• Written task:
Check each line of the listing below for the string "with", and copy the ones that have it.

• Records supplied:
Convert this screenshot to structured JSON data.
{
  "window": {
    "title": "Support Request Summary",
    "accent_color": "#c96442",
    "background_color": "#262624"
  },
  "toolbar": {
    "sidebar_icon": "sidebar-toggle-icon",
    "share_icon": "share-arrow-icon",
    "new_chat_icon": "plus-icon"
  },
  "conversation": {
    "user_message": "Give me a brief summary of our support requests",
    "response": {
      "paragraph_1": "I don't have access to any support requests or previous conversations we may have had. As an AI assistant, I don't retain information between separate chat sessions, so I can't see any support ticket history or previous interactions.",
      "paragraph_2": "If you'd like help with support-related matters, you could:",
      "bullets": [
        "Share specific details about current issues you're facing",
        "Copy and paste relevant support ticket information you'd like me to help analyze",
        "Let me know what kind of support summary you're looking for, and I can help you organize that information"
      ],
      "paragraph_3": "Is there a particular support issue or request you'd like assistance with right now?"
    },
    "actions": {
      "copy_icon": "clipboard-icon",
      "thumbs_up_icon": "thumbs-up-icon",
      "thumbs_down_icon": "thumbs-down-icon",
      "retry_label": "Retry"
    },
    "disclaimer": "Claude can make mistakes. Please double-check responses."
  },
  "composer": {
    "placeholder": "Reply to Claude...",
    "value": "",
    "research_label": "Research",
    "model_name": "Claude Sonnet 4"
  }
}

• Final result:
      "paragraph_2": "If you'd like help with support-related matters, you could:",
      "paragraph_3": "Is there a particular support issue or request you'd like assistance with right now?"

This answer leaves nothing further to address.